» **DIRECTIVE A**: In the email reply on emulating signals for rump kernels, transcribe the stretch from "On 12/03/15 15:57, Martin" through "implementation or not.".
» **DIRECTIVE B**: Write the next part of the email reply on emulating signals for rump kernels, picking up after its final sentence.

» **EXCERPT PROVIDED**:
On 12/03/15 15:57, Martin Lucina wrote:
[email protected] said:
Right, but signals is something that should be attacked critically,
not just bend over and emulating the existing concept. This whole
work is pointless if the end result is what is known as an OS ;)
I do NOT want to be doing a full-blown signals implementation. What I do
want (and the problem I'm trying to solve) is to be able to shutdown an
application cleanly, using either "xl shutdown", ACPI poweroff, magic
packet or whatever.
Let me try to clarify what I mean by "critically". I don't think
emulating signals is the way to go, "full-blown" implementation or not.
Anecdote: if we take the original motivation for rump kernels ("kernel
driver development in userspace") and just figure out how to emulate the
facilities required by the kernel in userspace, we end up with a
usermode OS, not a rump kernel. While the usermode OS is a solution,
it's not the better solution out of the two; everyone is of course
welcome to disagree with my assertion, but if so, use specific arguments
against section 4.5 of my thesis.
Maybe emulating signals will pretend to solve one problem in one case,
and maybe there's some merit in that. However, as you should be well
aware of, the problem with emulating the real world is in the actual
implementation and the testing against actual code. I can say that if I
were to emulate signals, which I'm not sure I would, I'd probably start
down the path you describe. However, I can't really give any useful
insight because that would require me implementing and testing the whole
thing.
I'd still go for a "what is actually needed" approach first, definitely
looking at what mods mysql would require, and perhaps surveying
unikernel projects and teaming up with them for a common interface.

» **PROVIDED RECORDS**:
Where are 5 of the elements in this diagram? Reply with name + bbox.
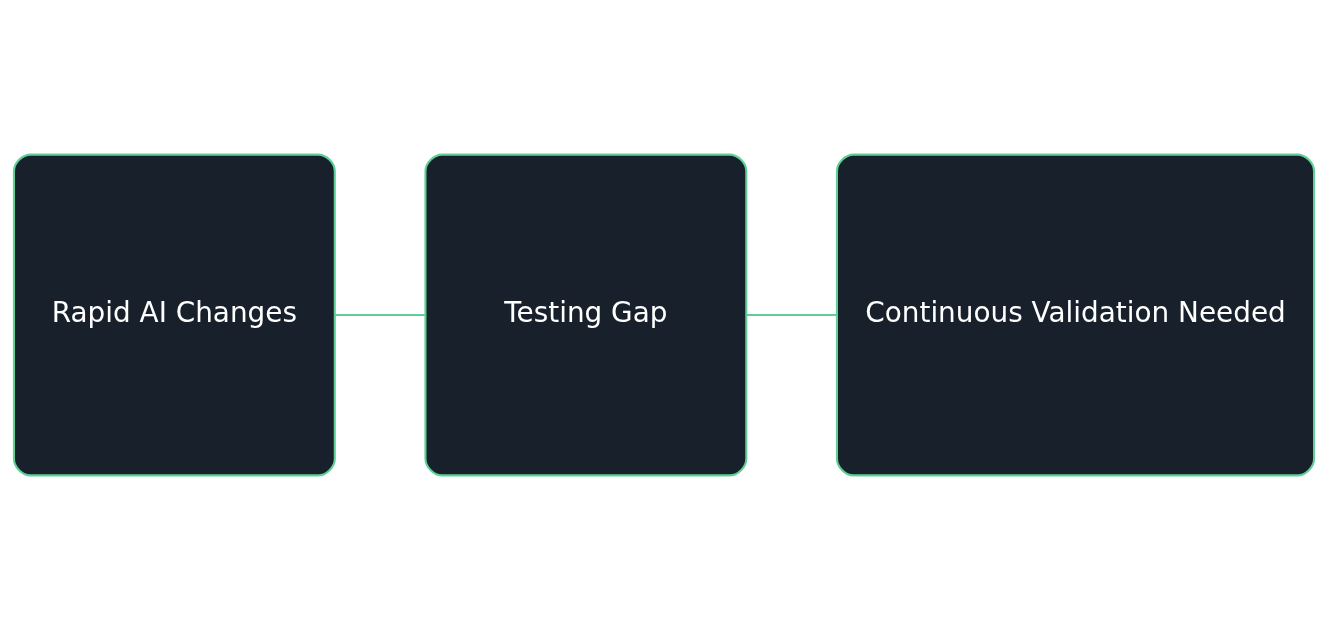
node-box: Rapid AI Changes	[12, 153, 336, 477]
connector	[746, 313, 837, 317]
node-box: Continuous Validation Needed	[835, 153, 1316, 477]
node-box: Testing Gap	[424, 153, 748, 477]
connector	[334, 313, 426, 317]
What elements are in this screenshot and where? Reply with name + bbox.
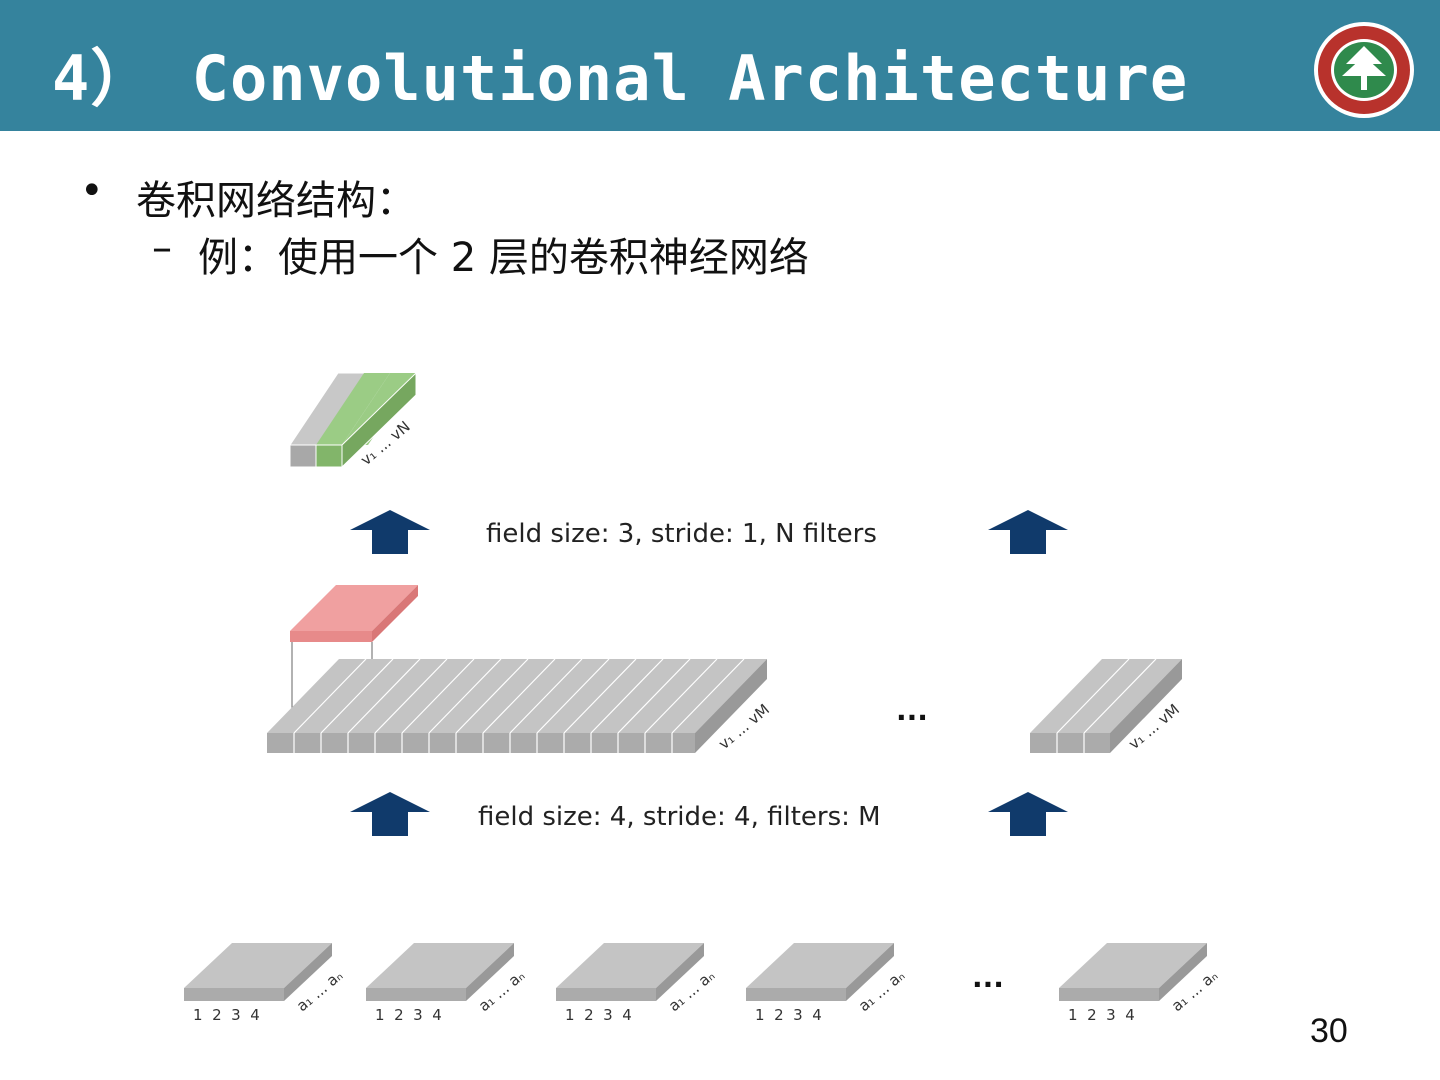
slide-title: 4） Convolutional Architecture [52, 42, 1189, 115]
input-block-numbers: 1 2 3 4 [565, 1006, 632, 1024]
top-layer-block [289, 371, 417, 469]
lower-arrow-label: field size: 4, stride: 4, filters: M [478, 802, 881, 832]
bullet-dash: – [152, 225, 172, 271]
upper-arrow-label: field size: 3, stride: 1, N filters [486, 519, 877, 549]
bullet-level1: • 卷积网络结构： [80, 168, 416, 306]
up-arrow-icon [350, 510, 430, 554]
input-block-numbers: 1 2 3 4 [1068, 1006, 1135, 1024]
input-ellipsis: ... [972, 961, 1004, 994]
middle-ellipsis: ... [896, 694, 928, 727]
input-block-numbers: 1 2 3 4 [755, 1006, 822, 1024]
up-arrow-icon [350, 792, 430, 836]
input-block-5 [1059, 943, 1207, 1001]
bullet-level2: – 例：使用一个 2 层的卷积神经网络 [152, 225, 809, 363]
bullet-dot: • [80, 168, 104, 214]
input-block-numbers: 1 2 3 4 [193, 1006, 260, 1024]
input-block-4 [746, 943, 894, 1001]
input-block-numbers: 1 2 3 4 [375, 1006, 442, 1024]
bullet-level1-text: 卷积网络结构： [136, 178, 416, 224]
input-block-1 [184, 943, 332, 1001]
middle-right-block [1030, 658, 1182, 753]
bullet-level2-text: 例：使用一个 2 层的卷积神经网络 [198, 235, 809, 281]
university-seal-icon [1314, 22, 1414, 118]
middle-layer-block [267, 658, 767, 753]
up-arrow-icon [988, 792, 1068, 836]
up-arrow-icon [988, 510, 1068, 554]
title-bar: 4） Convolutional Architecture [0, 0, 1440, 131]
page-number: 30 [1310, 1012, 1348, 1050]
input-block-2 [366, 943, 514, 1001]
input-block-3 [556, 943, 704, 1001]
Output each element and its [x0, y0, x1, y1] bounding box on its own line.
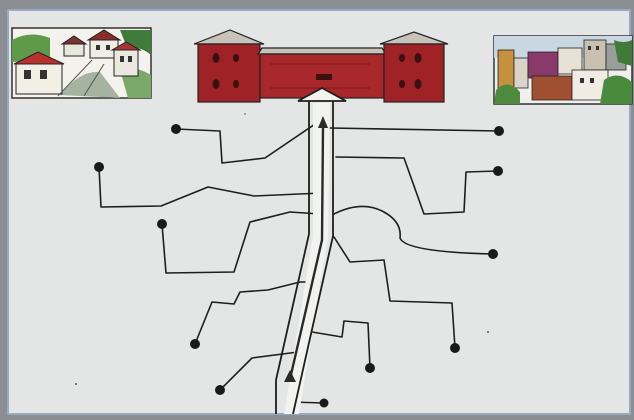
endpoint-dot: [450, 343, 460, 353]
city-buildings-icon: [494, 36, 632, 104]
endpoint-dot: [488, 249, 498, 259]
endpoint-dot: [157, 219, 167, 229]
endpoint-dot: [365, 363, 375, 373]
endpoint-dot: [320, 399, 329, 408]
village-houses-icon: [12, 28, 151, 98]
endpoint-dot: [493, 166, 503, 176]
endpoint-dot: [171, 124, 181, 134]
endpoint-dot: [94, 162, 104, 172]
endpoint-dot: [494, 126, 504, 136]
endpoint-dot: [215, 385, 225, 395]
endpoint-dot: [190, 339, 200, 349]
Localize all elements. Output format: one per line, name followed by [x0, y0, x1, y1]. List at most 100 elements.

» **EXERCISE RESPONSE A**:
On 12/03/15 15:57, Martin Lucina wrote:
[email protected] said:
Right, but signals is something that should be attacked critically,
not just bend over and emulating the existing concept. This whole
work is pointless if the end result is what is known as an OS ;)
I do NOT want to be doing a full-blown signals implementation. What I do
want (and the problem I'm trying to solve) is to be able to shutdown an
application cleanly, using either "xl shutdown", ACPI poweroff, magic
packet or whatever.
Let me try to clarify what I mean by "critically". I don't think
emulating signals is the way to go, "full-blown" implementation or not.

» **EXERCISE RESPONSE B**:
Sure, the concept of a clean shutdown without signals doesn't really fit
into the POSIX interface, but if nobody is willing to even imagine what
things actually should look like, there will never be progress.
The accepted way to cleanly shutdown a well-behaved POSIX application is to
send it SIGTERM, wait a while and possibly send it SIGKILL if it doesn't
get its act together.
Here's a naive way of how I think this could work. This is likely to be
full of race conditions or potential deadlocks, but I want to get it on the
table anyway:
1) We implement a sigaction() which allows setting a SIGTERM handler and
ignores any other operations.
2) (Xen-specific, but other platforms will work similarly). We reinstate
the mini-os shutdown thread from upstream. This waits on a xenbus watch for
the "xl shutdown" signal.
3) When we receive a shutdown signal, the following needs to happen, in
this order:
a) We run the application's SIGTERM handler if set, in the context of
the shutdown thread.
b) We unblock any application threads waiting inside the Rump Kernel,
with all calls returning EINTR.
This should be enough for a well-behaved application to figure out that
it's supposed to terminate.
Judging by the words "should" and "well-behaved", your confidence in the
proposed emulation being a solution is about the same level as mine.
4) (This needs to be added to normal _exit() / abort() / after callmain
handling anyway). We close all open file descriptors, and do a chdir("/"),
so that rumpconfig can cleanly unmount filesystems and down network
interfaces.
Is this possible? Specifically, step 3) b)?
Yes, 3b is possible, sort of: something similar was required for
supporting exec() by multithreaded remote clients. However, the last
time it came up on this list with ping6(1) using alarm() instead of the
timeout argument to poll(), our conclusion was that applications should
be adjusted instead of trying to bend over backwards and sideways to
emulate signals. Now, granted, that discussion did not include
addressing how to shut down long-running servers, so it does not
directly apply. Really, I don't really know what's required without
banging on it for a week or two, not something I can solve by writing
emails.
For 4, a rump kernel provides the notion of a process exiting. A
no-longer-existing process does not have file descriptors or cwd. This
facility is not a secret and documented e.g. in rump_lwproc(3).
Now, I really think you should start by implementing a working solution
for _at least_ one non-trivial program (e.g. mysql) before proposing a
generalization.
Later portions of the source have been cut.